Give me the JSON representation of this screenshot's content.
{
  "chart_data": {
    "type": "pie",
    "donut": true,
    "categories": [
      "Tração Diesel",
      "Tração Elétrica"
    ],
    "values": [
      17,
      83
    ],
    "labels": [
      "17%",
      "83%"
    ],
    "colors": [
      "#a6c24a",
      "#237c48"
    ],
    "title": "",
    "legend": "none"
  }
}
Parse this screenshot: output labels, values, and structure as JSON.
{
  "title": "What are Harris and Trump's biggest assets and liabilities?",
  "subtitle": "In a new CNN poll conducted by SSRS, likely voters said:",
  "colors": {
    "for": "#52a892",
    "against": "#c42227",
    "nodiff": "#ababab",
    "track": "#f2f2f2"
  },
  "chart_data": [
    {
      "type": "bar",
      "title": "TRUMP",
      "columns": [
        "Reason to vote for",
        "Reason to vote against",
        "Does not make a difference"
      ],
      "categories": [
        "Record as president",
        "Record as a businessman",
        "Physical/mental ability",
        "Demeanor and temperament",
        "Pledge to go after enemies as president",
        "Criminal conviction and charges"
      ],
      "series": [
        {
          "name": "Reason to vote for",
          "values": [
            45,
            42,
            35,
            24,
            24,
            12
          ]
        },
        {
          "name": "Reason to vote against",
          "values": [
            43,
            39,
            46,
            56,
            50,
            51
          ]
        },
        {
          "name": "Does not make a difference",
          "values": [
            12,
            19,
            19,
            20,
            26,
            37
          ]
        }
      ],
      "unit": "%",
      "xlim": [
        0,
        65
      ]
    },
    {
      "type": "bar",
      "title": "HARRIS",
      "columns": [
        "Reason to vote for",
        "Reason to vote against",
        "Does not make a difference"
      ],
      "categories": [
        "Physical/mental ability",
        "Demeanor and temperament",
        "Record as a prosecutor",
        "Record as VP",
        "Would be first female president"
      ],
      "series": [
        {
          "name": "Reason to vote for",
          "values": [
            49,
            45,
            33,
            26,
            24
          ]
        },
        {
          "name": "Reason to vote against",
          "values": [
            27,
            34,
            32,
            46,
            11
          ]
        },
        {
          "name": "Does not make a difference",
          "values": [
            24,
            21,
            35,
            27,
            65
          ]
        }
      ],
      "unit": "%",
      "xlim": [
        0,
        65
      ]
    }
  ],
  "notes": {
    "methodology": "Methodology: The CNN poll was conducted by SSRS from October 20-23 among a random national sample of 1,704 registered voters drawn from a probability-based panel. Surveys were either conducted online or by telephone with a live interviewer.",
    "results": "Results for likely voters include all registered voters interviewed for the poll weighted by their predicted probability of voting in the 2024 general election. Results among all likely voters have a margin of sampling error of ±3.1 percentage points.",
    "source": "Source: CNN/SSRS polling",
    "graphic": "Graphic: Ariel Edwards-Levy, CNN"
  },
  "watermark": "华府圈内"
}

## [Exercise brief]
Reproduce each entry word for word.

## [Complete response]
Give me the JSON representation of this screenshot's content.
{
  "chart_data": {
    "type": "pie",
    "donut": true,
    "categories": [
      "Tração Diesel",
      "Tração Elétrica"
    ],
    "values": [
      17,
      83
    ],
    "labels": [
      "17%",
      "83%"
    ],
    "colors": [
      "#a6c24a",
      "#237c48"
    ],
    "title": "",
    "legend": "none"
  }
}
Parse this screenshot: output labels, values, and structure as JSON.
{
  "title": "What are Harris and Trump's biggest assets and liabilities?",
  "subtitle": "In a new CNN poll conducted by SSRS, likely voters said:",
  "colors": {
    "for": "#52a892",
    "against": "#c42227",
    "nodiff": "#ababab",
    "track": "#f2f2f2"
  },
  "chart_data": [
    {
      "type": "bar",
      "title": "TRUMP",
      "columns": [
        "Reason to vote for",
        "Reason to vote against",
        "Does not make a difference"
      ],
      "categories": [
        "Record as president",
        "Record as a businessman",
        "Physical/mental ability",
        "Demeanor and temperament",
        "Pledge to go after enemies as president",
        "Criminal conviction and charges"
      ],
      "series": [
        {
          "name": "Reason to vote for",
          "values": [
            45,
            42,
            35,
            24,
            24,
            12
          ]
        },
        {
          "name": "Reason to vote against",
          "values": [
            43,
            39,
            46,
            56,
            50,
            51
          ]
        },
        {
          "name": "Does not make a difference",
          "values": [
            12,
            19,
            19,
            20,
            26,
            37
          ]
        }
      ],
      "unit": "%",
      "xlim": [
        0,
        65
      ]
    },
    {
      "type": "bar",
      "title": "HARRIS",
      "columns": [
        "Reason to vote for",
        "Reason to vote against",
        "Does not make a difference"
      ],
      "categories": [
        "Physical/mental ability",
        "Demeanor and temperament",
        "Record as a prosecutor",
        "Record as VP",
        "Would be first female president"
      ],
      "series": [
        {
          "name": "Reason to vote for",
          "values": [
            49,
            45,
            33,
            26,
            24
          ]
        },
        {
          "name": "Reason to vote against",
          "values": [
            27,
            34,
            32,
            46,
            11
          ]
        },
        {
          "name": "Does not make a difference",
          "values": [
            24,
            21,
            35,
            27,
            65
          ]
        }
      ],
      "unit": "%",
      "xlim": [
        0,
        65
      ]
    }
  ],
  "notes": {
    "methodology": "Methodology: The CNN poll was conducted by SSRS from October 20-23 among a random national sample of 1,704 registered voters drawn from a probability-based panel. Surveys were either conducted online or by telephone with a live interviewer.",
    "results": "Results for likely voters include all registered voters interviewed for the poll weighted by their predicted probability of voting in the 2024 general election. Results among all likely voters have a margin of sampling error of ±3.1 percentage points.",
    "source": "Source: CNN/SSRS polling",
    "graphic": "Graphic: Ariel Edwards-Levy, CNN"
  },
  "watermark": "华府圈内"
}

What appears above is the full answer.